:: Work instructions ::
Say how many lines hold the string "plus", and nothing more.
[Start Dataset]
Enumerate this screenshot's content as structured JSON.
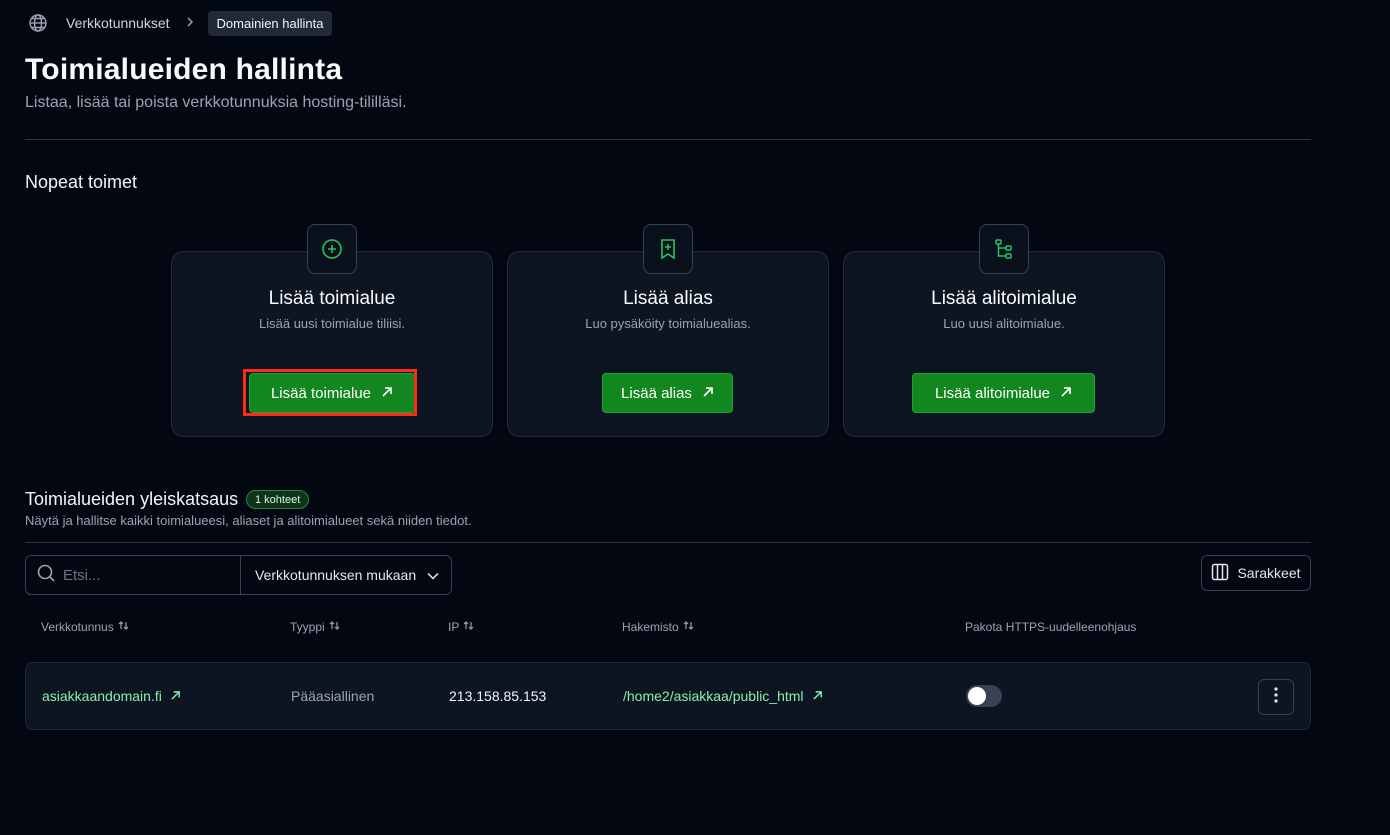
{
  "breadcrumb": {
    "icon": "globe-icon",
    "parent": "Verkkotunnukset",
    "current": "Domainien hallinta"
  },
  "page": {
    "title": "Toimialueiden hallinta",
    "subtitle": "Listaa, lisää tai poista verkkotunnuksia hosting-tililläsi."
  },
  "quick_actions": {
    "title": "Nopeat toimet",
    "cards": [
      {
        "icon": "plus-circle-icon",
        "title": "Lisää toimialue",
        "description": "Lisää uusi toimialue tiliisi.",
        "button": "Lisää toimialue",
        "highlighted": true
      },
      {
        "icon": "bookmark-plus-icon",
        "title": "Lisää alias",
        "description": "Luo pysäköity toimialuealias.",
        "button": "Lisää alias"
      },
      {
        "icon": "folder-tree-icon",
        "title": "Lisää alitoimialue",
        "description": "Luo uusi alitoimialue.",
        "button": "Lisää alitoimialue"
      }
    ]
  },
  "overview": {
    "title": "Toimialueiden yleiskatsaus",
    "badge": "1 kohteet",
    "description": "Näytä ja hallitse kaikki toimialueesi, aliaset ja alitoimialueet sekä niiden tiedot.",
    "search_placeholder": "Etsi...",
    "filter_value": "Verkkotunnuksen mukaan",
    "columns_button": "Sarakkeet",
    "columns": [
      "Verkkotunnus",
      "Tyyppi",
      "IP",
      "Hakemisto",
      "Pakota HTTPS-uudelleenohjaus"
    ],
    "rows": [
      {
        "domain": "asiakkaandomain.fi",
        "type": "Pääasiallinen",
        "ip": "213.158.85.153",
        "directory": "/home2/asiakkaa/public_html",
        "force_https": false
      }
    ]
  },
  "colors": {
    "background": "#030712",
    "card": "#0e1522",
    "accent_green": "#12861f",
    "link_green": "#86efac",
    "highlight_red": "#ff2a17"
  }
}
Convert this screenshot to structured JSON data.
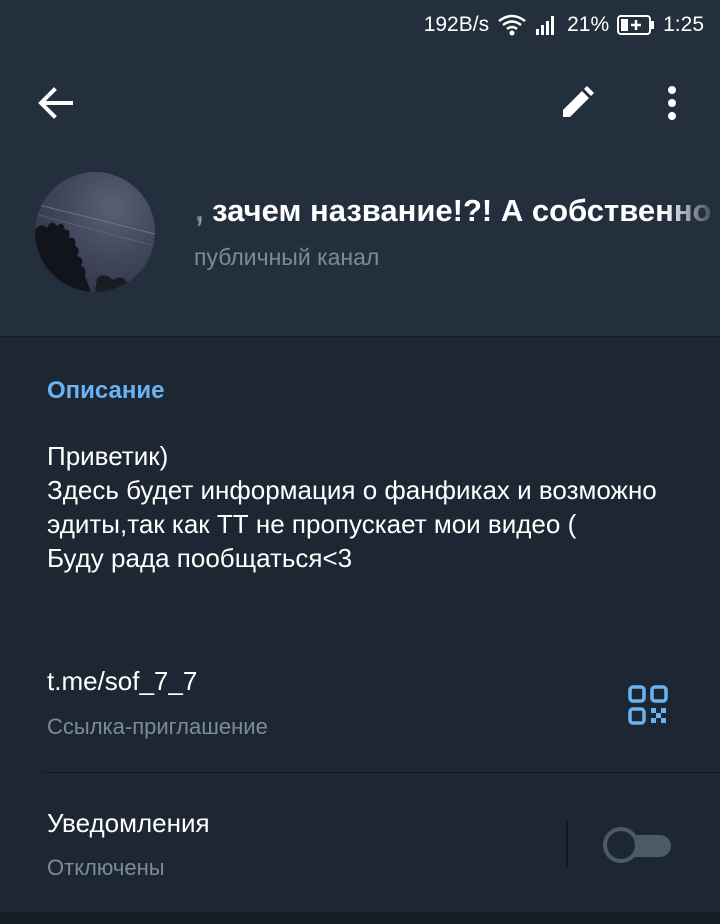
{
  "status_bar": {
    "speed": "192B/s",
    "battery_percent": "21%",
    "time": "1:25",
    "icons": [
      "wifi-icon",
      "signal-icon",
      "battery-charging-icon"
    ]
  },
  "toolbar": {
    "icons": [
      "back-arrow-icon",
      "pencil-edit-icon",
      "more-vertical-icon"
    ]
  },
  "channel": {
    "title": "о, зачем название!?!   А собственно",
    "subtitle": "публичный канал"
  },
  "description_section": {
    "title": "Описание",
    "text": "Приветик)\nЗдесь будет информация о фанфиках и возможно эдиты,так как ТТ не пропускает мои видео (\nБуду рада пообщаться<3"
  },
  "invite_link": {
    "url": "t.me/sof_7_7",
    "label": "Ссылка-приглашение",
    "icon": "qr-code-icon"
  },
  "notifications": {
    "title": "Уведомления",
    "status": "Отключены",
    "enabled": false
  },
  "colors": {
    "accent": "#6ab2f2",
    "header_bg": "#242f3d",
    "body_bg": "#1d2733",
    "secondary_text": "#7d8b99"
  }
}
[End Dataset]
[Start Dataset]
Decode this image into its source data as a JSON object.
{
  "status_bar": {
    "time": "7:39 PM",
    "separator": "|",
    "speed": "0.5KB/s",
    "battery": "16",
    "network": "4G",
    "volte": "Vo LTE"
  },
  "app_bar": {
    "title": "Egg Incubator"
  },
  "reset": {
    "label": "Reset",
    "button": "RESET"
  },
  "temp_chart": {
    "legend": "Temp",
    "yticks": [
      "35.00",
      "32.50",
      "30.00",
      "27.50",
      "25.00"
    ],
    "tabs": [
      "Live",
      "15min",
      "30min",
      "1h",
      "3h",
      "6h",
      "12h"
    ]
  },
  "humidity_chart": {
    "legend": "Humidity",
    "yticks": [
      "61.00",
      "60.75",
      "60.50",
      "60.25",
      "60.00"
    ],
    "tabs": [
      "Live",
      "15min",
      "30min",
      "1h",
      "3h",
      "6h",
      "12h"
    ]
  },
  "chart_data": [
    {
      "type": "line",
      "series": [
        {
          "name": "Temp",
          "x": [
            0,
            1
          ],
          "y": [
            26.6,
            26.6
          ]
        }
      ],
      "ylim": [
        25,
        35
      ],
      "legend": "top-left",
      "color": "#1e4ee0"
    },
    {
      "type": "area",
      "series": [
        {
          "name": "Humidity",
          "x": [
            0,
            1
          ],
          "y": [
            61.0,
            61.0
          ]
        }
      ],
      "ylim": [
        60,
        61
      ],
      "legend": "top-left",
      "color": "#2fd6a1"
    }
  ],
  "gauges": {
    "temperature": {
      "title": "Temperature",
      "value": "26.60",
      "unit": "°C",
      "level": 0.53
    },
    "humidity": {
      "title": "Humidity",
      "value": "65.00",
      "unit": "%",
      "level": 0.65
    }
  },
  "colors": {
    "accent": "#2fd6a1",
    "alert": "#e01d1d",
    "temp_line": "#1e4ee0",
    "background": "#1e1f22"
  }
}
[End Dataset]
:: Answer to the exercise ::
2